▸ **Exercise prompt**
All of the lines below are to be transcribed faithfully, with pictures excluded from the copy.
:::::
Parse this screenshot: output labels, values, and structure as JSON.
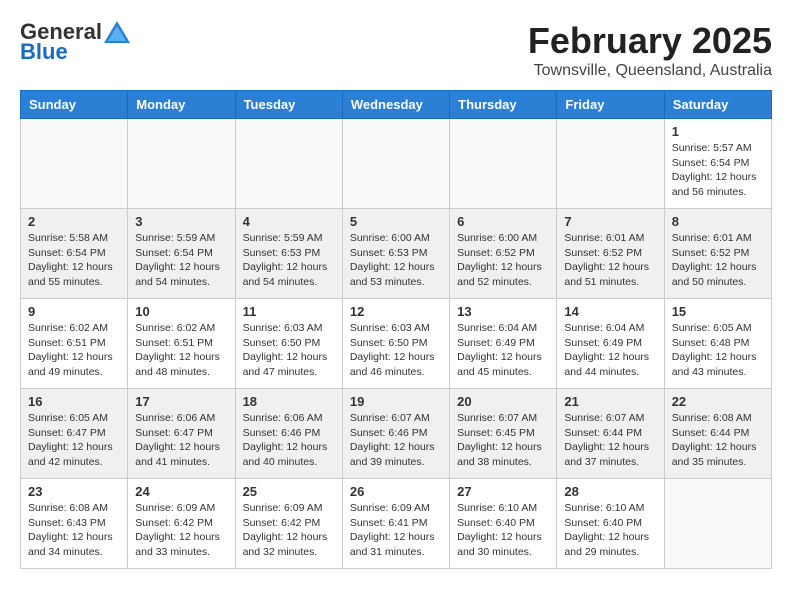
{
  "header": {
    "logo_general": "General",
    "logo_blue": "Blue",
    "month_title": "February 2025",
    "location": "Townsville, Queensland, Australia"
  },
  "weekdays": [
    "Sunday",
    "Monday",
    "Tuesday",
    "Wednesday",
    "Thursday",
    "Friday",
    "Saturday"
  ],
  "weeks": [
    [
      {
        "day": "",
        "info": ""
      },
      {
        "day": "",
        "info": ""
      },
      {
        "day": "",
        "info": ""
      },
      {
        "day": "",
        "info": ""
      },
      {
        "day": "",
        "info": ""
      },
      {
        "day": "",
        "info": ""
      },
      {
        "day": "1",
        "info": "Sunrise: 5:57 AM\nSunset: 6:54 PM\nDaylight: 12 hours\nand 56 minutes."
      }
    ],
    [
      {
        "day": "2",
        "info": "Sunrise: 5:58 AM\nSunset: 6:54 PM\nDaylight: 12 hours\nand 55 minutes."
      },
      {
        "day": "3",
        "info": "Sunrise: 5:59 AM\nSunset: 6:54 PM\nDaylight: 12 hours\nand 54 minutes."
      },
      {
        "day": "4",
        "info": "Sunrise: 5:59 AM\nSunset: 6:53 PM\nDaylight: 12 hours\nand 54 minutes."
      },
      {
        "day": "5",
        "info": "Sunrise: 6:00 AM\nSunset: 6:53 PM\nDaylight: 12 hours\nand 53 minutes."
      },
      {
        "day": "6",
        "info": "Sunrise: 6:00 AM\nSunset: 6:52 PM\nDaylight: 12 hours\nand 52 minutes."
      },
      {
        "day": "7",
        "info": "Sunrise: 6:01 AM\nSunset: 6:52 PM\nDaylight: 12 hours\nand 51 minutes."
      },
      {
        "day": "8",
        "info": "Sunrise: 6:01 AM\nSunset: 6:52 PM\nDaylight: 12 hours\nand 50 minutes."
      }
    ],
    [
      {
        "day": "9",
        "info": "Sunrise: 6:02 AM\nSunset: 6:51 PM\nDaylight: 12 hours\nand 49 minutes."
      },
      {
        "day": "10",
        "info": "Sunrise: 6:02 AM\nSunset: 6:51 PM\nDaylight: 12 hours\nand 48 minutes."
      },
      {
        "day": "11",
        "info": "Sunrise: 6:03 AM\nSunset: 6:50 PM\nDaylight: 12 hours\nand 47 minutes."
      },
      {
        "day": "12",
        "info": "Sunrise: 6:03 AM\nSunset: 6:50 PM\nDaylight: 12 hours\nand 46 minutes."
      },
      {
        "day": "13",
        "info": "Sunrise: 6:04 AM\nSunset: 6:49 PM\nDaylight: 12 hours\nand 45 minutes."
      },
      {
        "day": "14",
        "info": "Sunrise: 6:04 AM\nSunset: 6:49 PM\nDaylight: 12 hours\nand 44 minutes."
      },
      {
        "day": "15",
        "info": "Sunrise: 6:05 AM\nSunset: 6:48 PM\nDaylight: 12 hours\nand 43 minutes."
      }
    ],
    [
      {
        "day": "16",
        "info": "Sunrise: 6:05 AM\nSunset: 6:47 PM\nDaylight: 12 hours\nand 42 minutes."
      },
      {
        "day": "17",
        "info": "Sunrise: 6:06 AM\nSunset: 6:47 PM\nDaylight: 12 hours\nand 41 minutes."
      },
      {
        "day": "18",
        "info": "Sunrise: 6:06 AM\nSunset: 6:46 PM\nDaylight: 12 hours\nand 40 minutes."
      },
      {
        "day": "19",
        "info": "Sunrise: 6:07 AM\nSunset: 6:46 PM\nDaylight: 12 hours\nand 39 minutes."
      },
      {
        "day": "20",
        "info": "Sunrise: 6:07 AM\nSunset: 6:45 PM\nDaylight: 12 hours\nand 38 minutes."
      },
      {
        "day": "21",
        "info": "Sunrise: 6:07 AM\nSunset: 6:44 PM\nDaylight: 12 hours\nand 37 minutes."
      },
      {
        "day": "22",
        "info": "Sunrise: 6:08 AM\nSunset: 6:44 PM\nDaylight: 12 hours\nand 35 minutes."
      }
    ],
    [
      {
        "day": "23",
        "info": "Sunrise: 6:08 AM\nSunset: 6:43 PM\nDaylight: 12 hours\nand 34 minutes."
      },
      {
        "day": "24",
        "info": "Sunrise: 6:09 AM\nSunset: 6:42 PM\nDaylight: 12 hours\nand 33 minutes."
      },
      {
        "day": "25",
        "info": "Sunrise: 6:09 AM\nSunset: 6:42 PM\nDaylight: 12 hours\nand 32 minutes."
      },
      {
        "day": "26",
        "info": "Sunrise: 6:09 AM\nSunset: 6:41 PM\nDaylight: 12 hours\nand 31 minutes."
      },
      {
        "day": "27",
        "info": "Sunrise: 6:10 AM\nSunset: 6:40 PM\nDaylight: 12 hours\nand 30 minutes."
      },
      {
        "day": "28",
        "info": "Sunrise: 6:10 AM\nSunset: 6:40 PM\nDaylight: 12 hours\nand 29 minutes."
      },
      {
        "day": "",
        "info": ""
      }
    ]
  ]
}
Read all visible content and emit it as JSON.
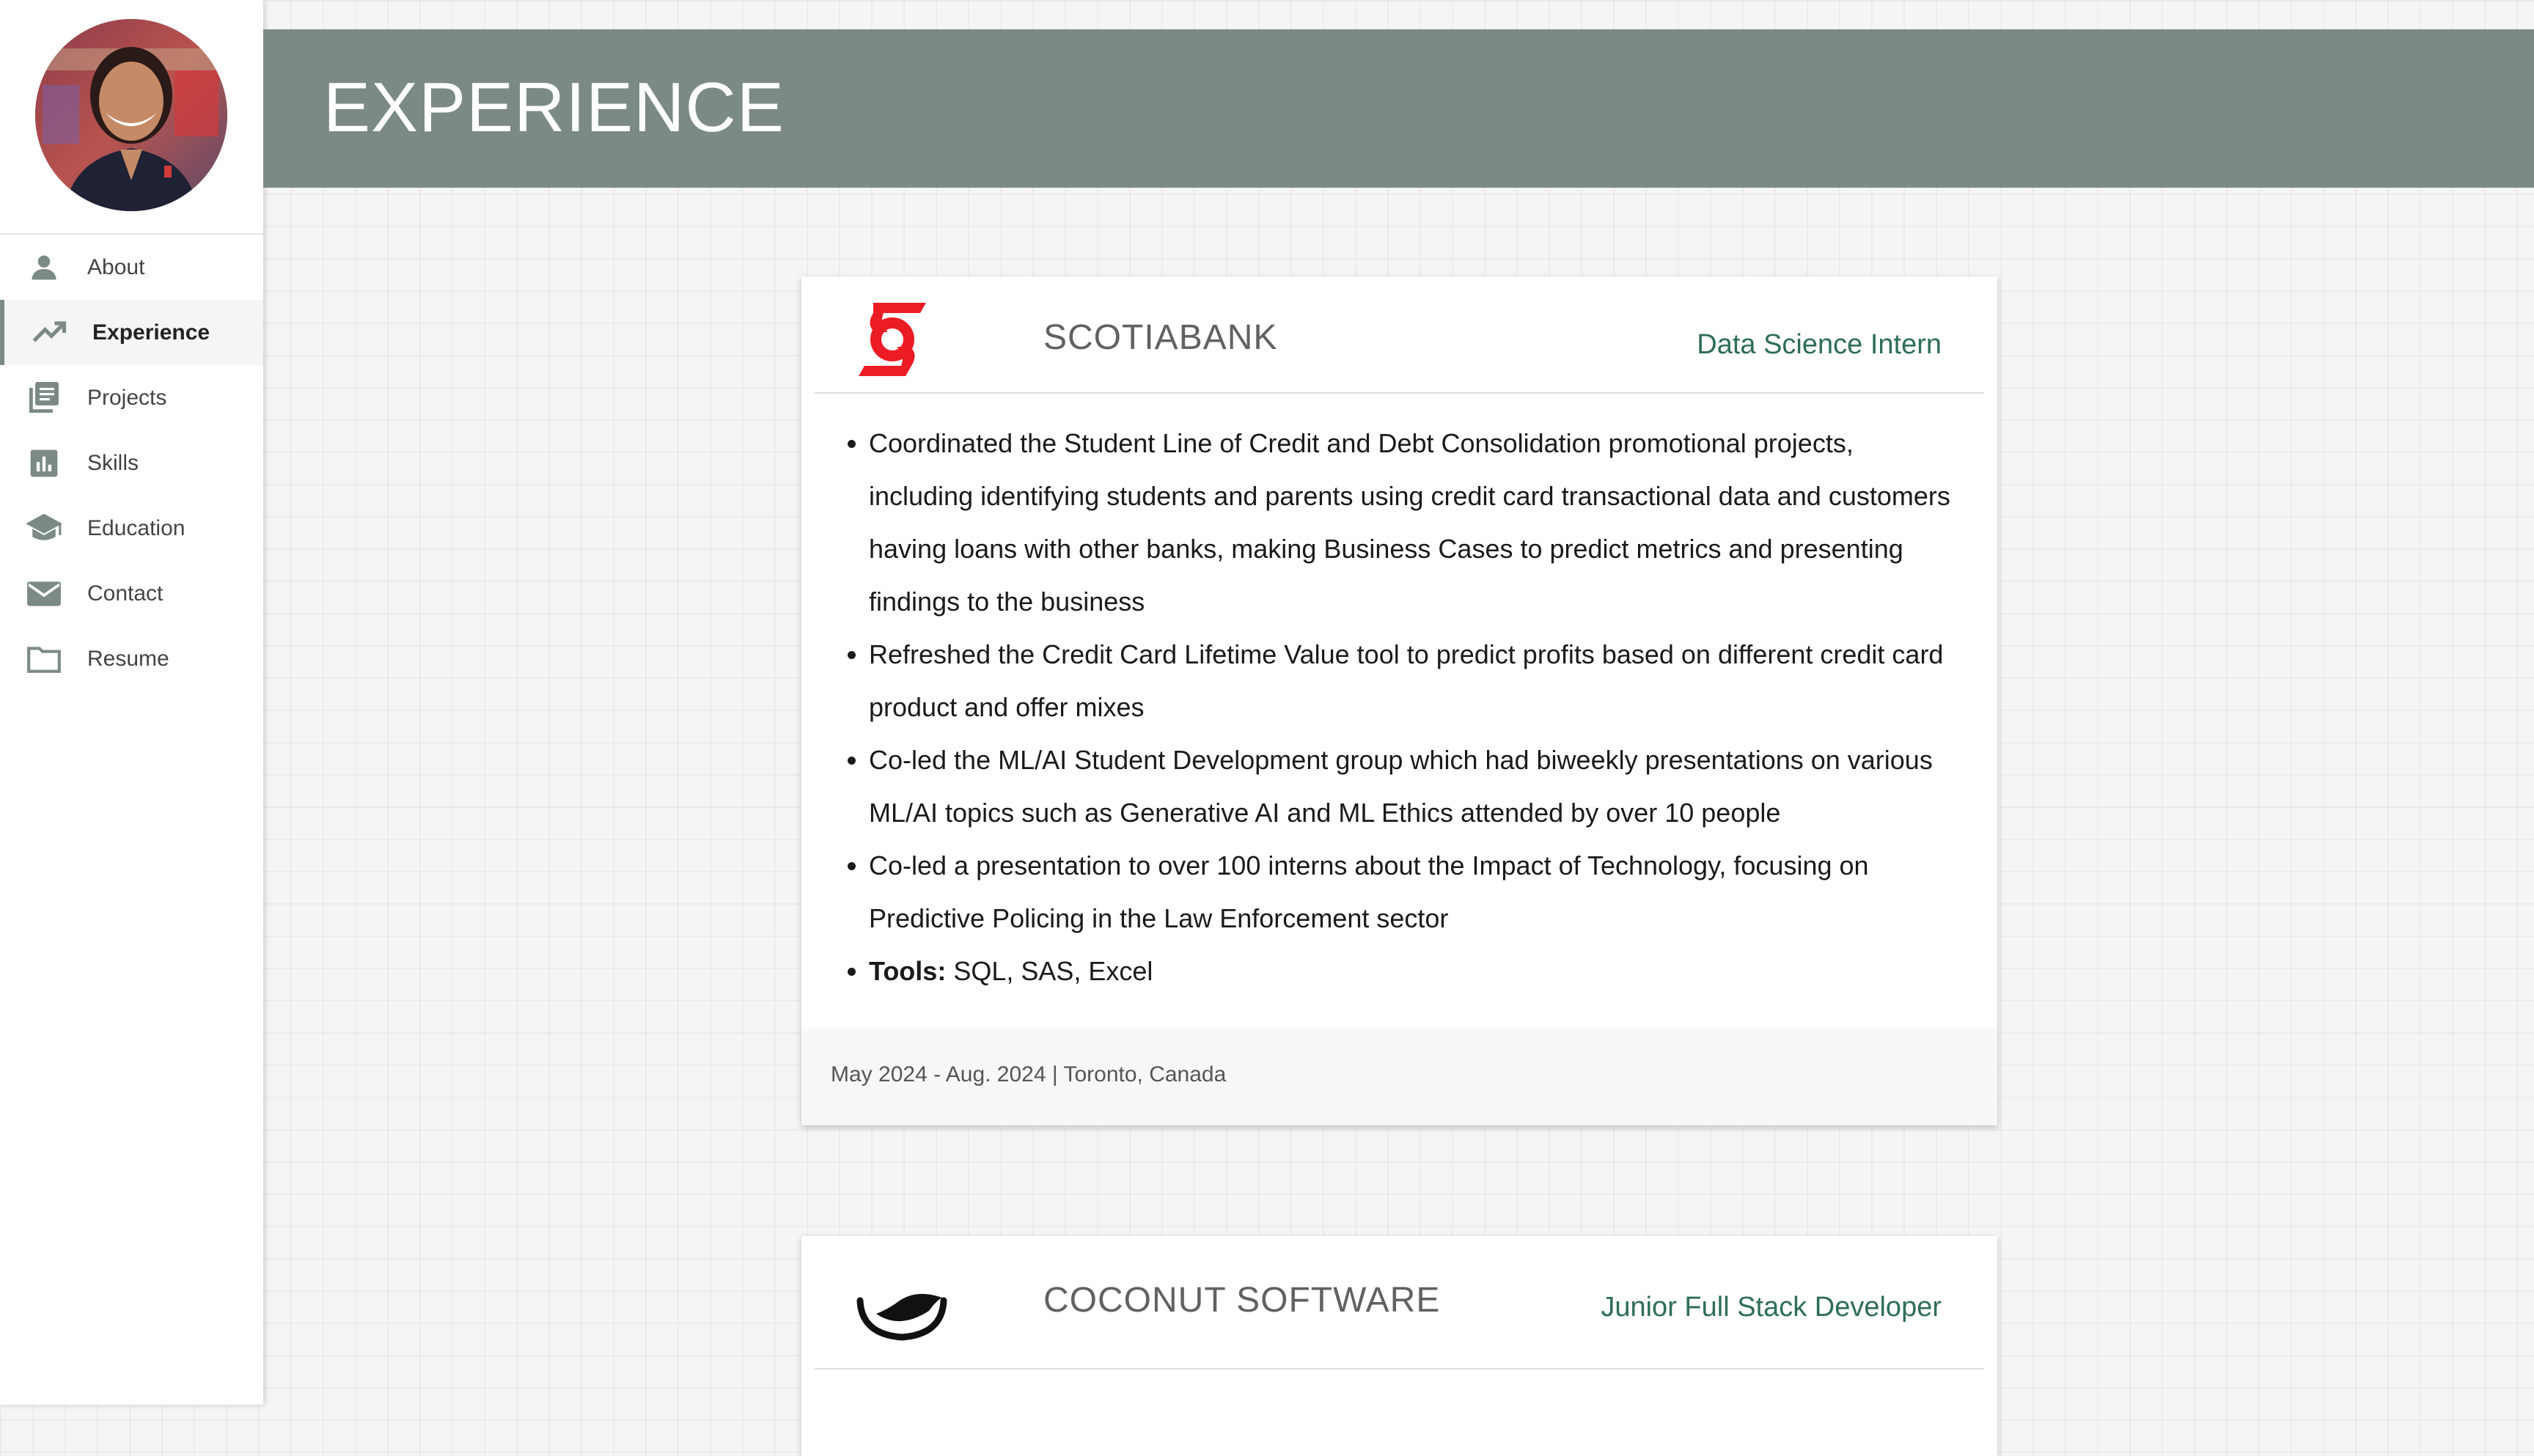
{
  "sidebar": {
    "items": [
      {
        "label": "About",
        "icon": "person-icon"
      },
      {
        "label": "Experience",
        "icon": "trending-up-icon"
      },
      {
        "label": "Projects",
        "icon": "library-icon"
      },
      {
        "label": "Skills",
        "icon": "bar-chart-icon"
      },
      {
        "label": "Education",
        "icon": "graduation-cap-icon"
      },
      {
        "label": "Contact",
        "icon": "envelope-icon"
      },
      {
        "label": "Resume",
        "icon": "folder-icon"
      }
    ],
    "active": "Experience"
  },
  "header": {
    "title": "EXPERIENCE"
  },
  "colors": {
    "header_band": "#7b8b84",
    "role_text": "#2e6e55",
    "scotiabank_red": "#ec1c24"
  },
  "experience": [
    {
      "company": "SCOTIABANK",
      "role": "Data Science Intern",
      "logo": "scotiabank-logo",
      "bullets": [
        "Coordinated the Student Line of Credit and Debt Consolidation promotional projects, including identifying students and parents using credit card transactional data and customers having loans with other banks, making Business Cases to predict metrics and presenting findings to the business",
        "Refreshed the Credit Card Lifetime Value tool to predict profits based on different credit card product and offer mixes",
        "Co-led the ML/AI Student Development group which had biweekly presentations on various ML/AI topics such as Generative AI and ML Ethics attended by over 10 people",
        "Co-led a presentation to over 100 interns about the Impact of Technology, focusing on Predictive Policing in the Law Enforcement sector"
      ],
      "tools_label": "Tools:",
      "tools": " SQL, SAS, Excel",
      "footer": "May 2024 - Aug. 2024 | Toronto, Canada"
    },
    {
      "company": "COCONUT SOFTWARE",
      "role": "Junior Full Stack Developer",
      "logo": "coconut-software-logo"
    }
  ]
}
:::::
▸ **The completed task**
Parse this screenshot: output labels, values, and structure as JSON.
{
  "header": {
    "logo_general": "General",
    "logo_blue": "Blue",
    "month_title": "February 2025",
    "location": "Townsville, Queensland, Australia"
  },
  "weekdays": [
    "Sunday",
    "Monday",
    "Tuesday",
    "Wednesday",
    "Thursday",
    "Friday",
    "Saturday"
  ],
  "weeks": [
    [
      {
        "day": "",
        "info": ""
      },
      {
        "day": "",
        "info": ""
      },
      {
        "day": "",
        "info": ""
      },
      {
        "day": "",
        "info": ""
      },
      {
        "day": "",
        "info": ""
      },
      {
        "day": "",
        "info": ""
      },
      {
        "day": "1",
        "info": "Sunrise: 5:57 AM\nSunset: 6:54 PM\nDaylight: 12 hours\nand 56 minutes."
      }
    ],
    [
      {
        "day": "2",
        "info": "Sunrise: 5:58 AM\nSunset: 6:54 PM\nDaylight: 12 hours\nand 55 minutes."
      },
      {
        "day": "3",
        "info": "Sunrise: 5:59 AM\nSunset: 6:54 PM\nDaylight: 12 hours\nand 54 minutes."
      },
      {
        "day": "4",
        "info": "Sunrise: 5:59 AM\nSunset: 6:53 PM\nDaylight: 12 hours\nand 54 minutes."
      },
      {
        "day": "5",
        "info": "Sunrise: 6:00 AM\nSunset: 6:53 PM\nDaylight: 12 hours\nand 53 minutes."
      },
      {
        "day": "6",
        "info": "Sunrise: 6:00 AM\nSunset: 6:52 PM\nDaylight: 12 hours\nand 52 minutes."
      },
      {
        "day": "7",
        "info": "Sunrise: 6:01 AM\nSunset: 6:52 PM\nDaylight: 12 hours\nand 51 minutes."
      },
      {
        "day": "8",
        "info": "Sunrise: 6:01 AM\nSunset: 6:52 PM\nDaylight: 12 hours\nand 50 minutes."
      }
    ],
    [
      {
        "day": "9",
        "info": "Sunrise: 6:02 AM\nSunset: 6:51 PM\nDaylight: 12 hours\nand 49 minutes."
      },
      {
        "day": "10",
        "info": "Sunrise: 6:02 AM\nSunset: 6:51 PM\nDaylight: 12 hours\nand 48 minutes."
      },
      {
        "day": "11",
        "info": "Sunrise: 6:03 AM\nSunset: 6:50 PM\nDaylight: 12 hours\nand 47 minutes."
      },
      {
        "day": "12",
        "info": "Sunrise: 6:03 AM\nSunset: 6:50 PM\nDaylight: 12 hours\nand 46 minutes."
      },
      {
        "day": "13",
        "info": "Sunrise: 6:04 AM\nSunset: 6:49 PM\nDaylight: 12 hours\nand 45 minutes."
      },
      {
        "day": "14",
        "info": "Sunrise: 6:04 AM\nSunset: 6:49 PM\nDaylight: 12 hours\nand 44 minutes."
      },
      {
        "day": "15",
        "info": "Sunrise: 6:05 AM\nSunset: 6:48 PM\nDaylight: 12 hours\nand 43 minutes."
      }
    ],
    [
      {
        "day": "16",
        "info": "Sunrise: 6:05 AM\nSunset: 6:47 PM\nDaylight: 12 hours\nand 42 minutes."
      },
      {
        "day": "17",
        "info": "Sunrise: 6:06 AM\nSunset: 6:47 PM\nDaylight: 12 hours\nand 41 minutes."
      },
      {
        "day": "18",
        "info": "Sunrise: 6:06 AM\nSunset: 6:46 PM\nDaylight: 12 hours\nand 40 minutes."
      },
      {
        "day": "19",
        "info": "Sunrise: 6:07 AM\nSunset: 6:46 PM\nDaylight: 12 hours\nand 39 minutes."
      },
      {
        "day": "20",
        "info": "Sunrise: 6:07 AM\nSunset: 6:45 PM\nDaylight: 12 hours\nand 38 minutes."
      },
      {
        "day": "21",
        "info": "Sunrise: 6:07 AM\nSunset: 6:44 PM\nDaylight: 12 hours\nand 37 minutes."
      },
      {
        "day": "22",
        "info": "Sunrise: 6:08 AM\nSunset: 6:44 PM\nDaylight: 12 hours\nand 35 minutes."
      }
    ],
    [
      {
        "day": "23",
        "info": "Sunrise: 6:08 AM\nSunset: 6:43 PM\nDaylight: 12 hours\nand 34 minutes."
      },
      {
        "day": "24",
        "info": "Sunrise: 6:09 AM\nSunset: 6:42 PM\nDaylight: 12 hours\nand 33 minutes."
      },
      {
        "day": "25",
        "info": "Sunrise: 6:09 AM\nSunset: 6:42 PM\nDaylight: 12 hours\nand 32 minutes."
      },
      {
        "day": "26",
        "info": "Sunrise: 6:09 AM\nSunset: 6:41 PM\nDaylight: 12 hours\nand 31 minutes."
      },
      {
        "day": "27",
        "info": "Sunrise: 6:10 AM\nSunset: 6:40 PM\nDaylight: 12 hours\nand 30 minutes."
      },
      {
        "day": "28",
        "info": "Sunrise: 6:10 AM\nSunset: 6:40 PM\nDaylight: 12 hours\nand 29 minutes."
      },
      {
        "day": "",
        "info": ""
      }
    ]
  ]
}
Read all visible content and emit it as JSON.
{
  "sidebar": {
    "items": [
      {
        "label": "About",
        "icon": "person-icon"
      },
      {
        "label": "Experience",
        "icon": "trending-up-icon"
      },
      {
        "label": "Projects",
        "icon": "library-icon"
      },
      {
        "label": "Skills",
        "icon": "bar-chart-icon"
      },
      {
        "label": "Education",
        "icon": "graduation-cap-icon"
      },
      {
        "label": "Contact",
        "icon": "envelope-icon"
      },
      {
        "label": "Resume",
        "icon": "folder-icon"
      }
    ],
    "active": "Experience"
  },
  "header": {
    "title": "EXPERIENCE"
  },
  "colors": {
    "header_band": "#7b8b84",
    "role_text": "#2e6e55",
    "scotiabank_red": "#ec1c24"
  },
  "experience": [
    {
      "company": "SCOTIABANK",
      "role": "Data Science Intern",
      "logo": "scotiabank-logo",
      "bullets": [
        "Coordinated the Student Line of Credit and Debt Consolidation promotional projects, including identifying students and parents using credit card transactional data and customers having loans with other banks, making Business Cases to predict metrics and presenting findings to the business",
        "Refreshed the Credit Card Lifetime Value tool to predict profits based on different credit card product and offer mixes",
        "Co-led the ML/AI Student Development group which had biweekly presentations on various ML/AI topics such as Generative AI and ML Ethics attended by over 10 people",
        "Co-led a presentation to over 100 interns about the Impact of Technology, focusing on Predictive Policing in the Law Enforcement sector"
      ],
      "tools_label": "Tools:",
      "tools": " SQL, SAS, Excel",
      "footer": "May 2024 - Aug. 2024 | Toronto, Canada"
    },
    {
      "company": "COCONUT SOFTWARE",
      "role": "Junior Full Stack Developer",
      "logo": "coconut-software-logo"
    }
  ]
}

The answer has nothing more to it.